#### [Written exercise]
Search the entries below. Return every line that has "page" in it.

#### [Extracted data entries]
+-------+

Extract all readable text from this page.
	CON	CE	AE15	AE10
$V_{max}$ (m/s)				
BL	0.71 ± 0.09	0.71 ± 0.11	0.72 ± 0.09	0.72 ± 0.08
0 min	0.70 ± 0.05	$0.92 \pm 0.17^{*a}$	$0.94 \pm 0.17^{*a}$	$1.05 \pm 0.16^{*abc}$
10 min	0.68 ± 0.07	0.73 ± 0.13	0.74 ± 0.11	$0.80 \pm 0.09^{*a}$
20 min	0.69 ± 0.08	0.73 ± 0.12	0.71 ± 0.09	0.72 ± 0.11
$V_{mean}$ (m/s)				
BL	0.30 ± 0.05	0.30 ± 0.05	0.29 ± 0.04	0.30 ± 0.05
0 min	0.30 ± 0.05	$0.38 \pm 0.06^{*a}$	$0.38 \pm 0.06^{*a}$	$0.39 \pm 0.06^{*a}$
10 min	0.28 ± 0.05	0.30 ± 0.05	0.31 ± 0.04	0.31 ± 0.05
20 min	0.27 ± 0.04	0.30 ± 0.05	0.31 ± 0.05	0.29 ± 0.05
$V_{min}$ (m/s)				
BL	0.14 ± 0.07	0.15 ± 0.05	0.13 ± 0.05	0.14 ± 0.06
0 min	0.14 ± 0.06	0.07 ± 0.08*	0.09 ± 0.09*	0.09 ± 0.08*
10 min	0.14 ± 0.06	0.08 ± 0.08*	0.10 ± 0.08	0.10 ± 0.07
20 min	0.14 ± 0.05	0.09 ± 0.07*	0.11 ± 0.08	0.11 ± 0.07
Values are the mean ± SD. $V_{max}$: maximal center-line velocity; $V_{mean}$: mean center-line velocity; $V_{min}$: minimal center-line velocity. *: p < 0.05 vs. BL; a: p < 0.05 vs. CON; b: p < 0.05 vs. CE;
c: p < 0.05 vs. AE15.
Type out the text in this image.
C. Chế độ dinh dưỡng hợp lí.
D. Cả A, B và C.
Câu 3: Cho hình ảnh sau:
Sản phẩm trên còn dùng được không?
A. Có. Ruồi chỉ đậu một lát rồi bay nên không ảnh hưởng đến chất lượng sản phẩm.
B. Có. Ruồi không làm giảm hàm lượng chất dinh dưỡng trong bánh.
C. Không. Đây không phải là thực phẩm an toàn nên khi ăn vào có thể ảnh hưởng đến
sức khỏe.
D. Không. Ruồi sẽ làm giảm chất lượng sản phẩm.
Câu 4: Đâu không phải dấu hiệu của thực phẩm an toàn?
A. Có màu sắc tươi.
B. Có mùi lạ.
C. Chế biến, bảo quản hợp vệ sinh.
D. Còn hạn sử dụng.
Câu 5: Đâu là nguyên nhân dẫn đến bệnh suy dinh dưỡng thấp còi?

+-------+

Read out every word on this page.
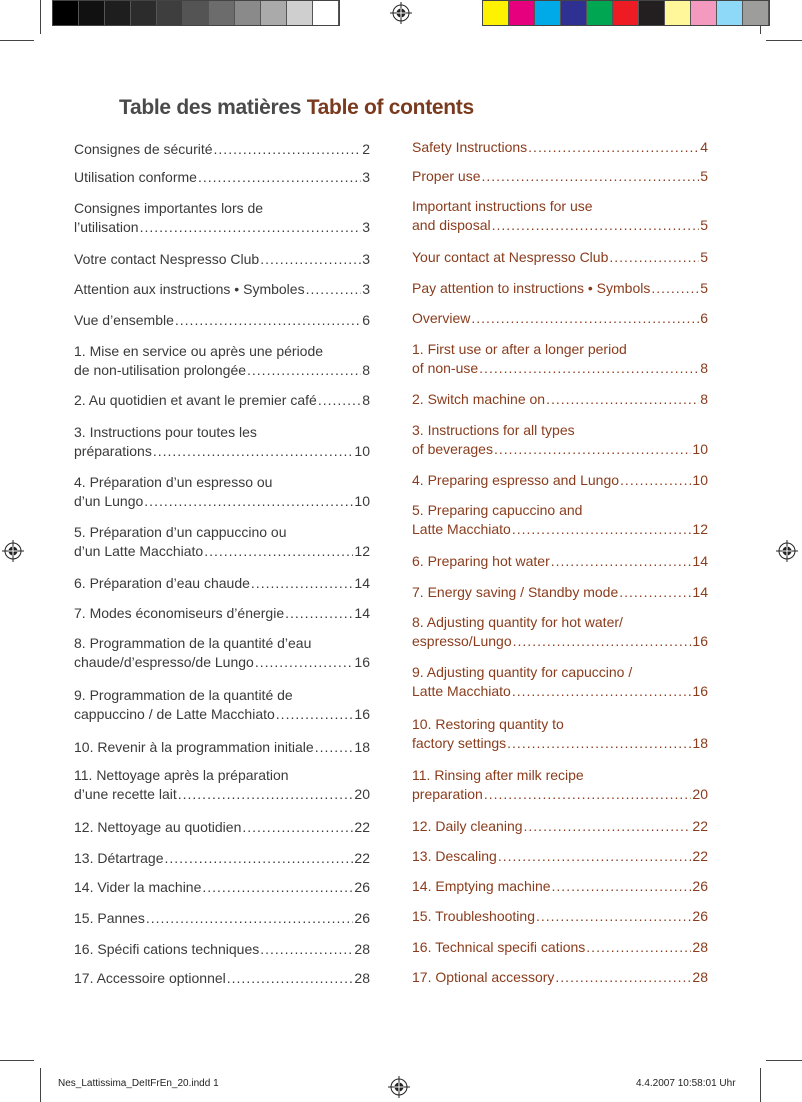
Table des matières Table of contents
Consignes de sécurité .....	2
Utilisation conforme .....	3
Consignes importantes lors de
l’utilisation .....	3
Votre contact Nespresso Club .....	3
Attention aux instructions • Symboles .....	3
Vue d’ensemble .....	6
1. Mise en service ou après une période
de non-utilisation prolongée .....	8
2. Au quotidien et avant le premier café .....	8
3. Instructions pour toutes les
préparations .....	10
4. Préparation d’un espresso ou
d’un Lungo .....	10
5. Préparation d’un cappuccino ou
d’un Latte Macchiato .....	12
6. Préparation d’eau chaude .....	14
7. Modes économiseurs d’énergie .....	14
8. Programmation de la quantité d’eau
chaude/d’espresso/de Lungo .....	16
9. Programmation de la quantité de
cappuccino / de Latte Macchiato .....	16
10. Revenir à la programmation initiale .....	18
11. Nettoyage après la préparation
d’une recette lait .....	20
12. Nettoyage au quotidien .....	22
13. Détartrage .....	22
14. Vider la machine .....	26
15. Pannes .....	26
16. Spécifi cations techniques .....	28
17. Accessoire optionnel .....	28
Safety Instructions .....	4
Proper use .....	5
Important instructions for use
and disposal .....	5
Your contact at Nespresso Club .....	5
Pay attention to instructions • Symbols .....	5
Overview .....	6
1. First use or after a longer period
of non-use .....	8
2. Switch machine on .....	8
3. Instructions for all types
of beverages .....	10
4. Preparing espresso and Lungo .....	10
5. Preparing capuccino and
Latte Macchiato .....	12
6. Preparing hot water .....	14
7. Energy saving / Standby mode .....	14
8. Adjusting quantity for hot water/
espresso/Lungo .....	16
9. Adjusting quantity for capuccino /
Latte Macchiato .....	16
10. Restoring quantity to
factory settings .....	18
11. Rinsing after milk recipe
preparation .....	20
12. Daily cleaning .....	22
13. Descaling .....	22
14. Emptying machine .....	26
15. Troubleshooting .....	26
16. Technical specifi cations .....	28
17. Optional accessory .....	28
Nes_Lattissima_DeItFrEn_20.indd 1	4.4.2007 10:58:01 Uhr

+-------+

#### [Correct output]
Extract all readable text from this page.
Read out every word on this page.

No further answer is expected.